What is asked:
Show all lines from the listing below that contain "给你机会珍惜".

::::::::

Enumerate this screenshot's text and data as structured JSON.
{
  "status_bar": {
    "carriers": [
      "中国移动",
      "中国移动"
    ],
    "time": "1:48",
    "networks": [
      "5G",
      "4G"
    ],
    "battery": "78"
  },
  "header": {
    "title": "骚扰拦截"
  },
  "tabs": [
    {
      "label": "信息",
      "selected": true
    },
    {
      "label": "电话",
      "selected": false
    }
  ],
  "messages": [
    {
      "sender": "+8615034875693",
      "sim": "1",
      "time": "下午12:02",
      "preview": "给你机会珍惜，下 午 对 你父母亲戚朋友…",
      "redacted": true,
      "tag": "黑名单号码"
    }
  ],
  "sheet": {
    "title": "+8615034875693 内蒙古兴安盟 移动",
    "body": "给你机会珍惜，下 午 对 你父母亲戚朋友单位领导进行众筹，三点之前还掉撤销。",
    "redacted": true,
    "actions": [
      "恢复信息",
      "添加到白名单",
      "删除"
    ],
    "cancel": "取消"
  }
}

::::::::

Written response:
      "preview": "给你机会珍惜，下 午 对 你父母亲戚朋友…",
    "body": "给你机会珍惜，下 午 对 你父母亲戚朋友单位领导进行众筹，三点之前还掉撤销。",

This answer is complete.